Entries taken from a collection
begin

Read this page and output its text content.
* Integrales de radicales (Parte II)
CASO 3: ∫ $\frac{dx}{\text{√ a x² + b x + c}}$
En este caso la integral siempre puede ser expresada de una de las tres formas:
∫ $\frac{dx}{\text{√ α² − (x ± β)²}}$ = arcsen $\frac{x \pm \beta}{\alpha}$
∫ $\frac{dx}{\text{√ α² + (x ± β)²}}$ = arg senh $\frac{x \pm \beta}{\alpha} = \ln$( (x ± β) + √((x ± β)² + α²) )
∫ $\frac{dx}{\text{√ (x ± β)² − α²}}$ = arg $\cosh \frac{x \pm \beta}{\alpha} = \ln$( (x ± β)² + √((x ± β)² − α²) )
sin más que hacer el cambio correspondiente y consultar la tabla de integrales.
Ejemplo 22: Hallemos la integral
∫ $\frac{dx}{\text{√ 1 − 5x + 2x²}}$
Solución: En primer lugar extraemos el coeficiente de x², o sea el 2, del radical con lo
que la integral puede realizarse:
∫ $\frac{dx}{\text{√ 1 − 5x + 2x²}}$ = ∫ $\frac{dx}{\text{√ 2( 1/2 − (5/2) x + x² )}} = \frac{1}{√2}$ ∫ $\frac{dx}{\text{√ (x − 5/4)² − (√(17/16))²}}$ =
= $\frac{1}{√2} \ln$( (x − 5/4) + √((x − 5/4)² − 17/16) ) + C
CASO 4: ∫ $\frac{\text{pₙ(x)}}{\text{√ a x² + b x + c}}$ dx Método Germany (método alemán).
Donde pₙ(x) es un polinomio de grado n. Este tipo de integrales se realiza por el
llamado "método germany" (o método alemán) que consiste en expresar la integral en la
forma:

end

OBJECTIVE – Repeat every record exactly as written, please.

SOLUTION BELOW –
Read this page and output its text content.
* Integrales de radicales (Parte II)
CASO 3: ∫ $\frac{dx}{\text{√ a x² + b x + c}}$
En este caso la integral siempre puede ser expresada de una de las tres formas:
∫ $\frac{dx}{\text{√ α² − (x ± β)²}}$ = arcsen $\frac{x \pm \beta}{\alpha}$
∫ $\frac{dx}{\text{√ α² + (x ± β)²}}$ = arg senh $\frac{x \pm \beta}{\alpha} = \ln$( (x ± β) + √((x ± β)² + α²) )
∫ $\frac{dx}{\text{√ (x ± β)² − α²}}$ = arg $\cosh \frac{x \pm \beta}{\alpha} = \ln$( (x ± β)² + √((x ± β)² − α²) )
sin más que hacer el cambio correspondiente y consultar la tabla de integrales.
Ejemplo 22: Hallemos la integral
∫ $\frac{dx}{\text{√ 1 − 5x + 2x²}}$
Solución: En primer lugar extraemos el coeficiente de x², o sea el 2, del radical con lo
que la integral puede realizarse:
∫ $\frac{dx}{\text{√ 1 − 5x + 2x²}}$ = ∫ $\frac{dx}{\text{√ 2( 1/2 − (5/2) x + x² )}} = \frac{1}{√2}$ ∫ $\frac{dx}{\text{√ (x − 5/4)² − (√(17/16))²}}$ =
= $\frac{1}{√2} \ln$( (x − 5/4) + √((x − 5/4)² − 17/16) ) + C
CASO 4: ∫ $\frac{\text{pₙ(x)}}{\text{√ a x² + b x + c}}$ dx Método Germany (método alemán).
Donde pₙ(x) es un polinomio de grado n. Este tipo de integrales se realiza por el
llamado "método germany" (o método alemán) que consiste en expresar la integral en la
forma:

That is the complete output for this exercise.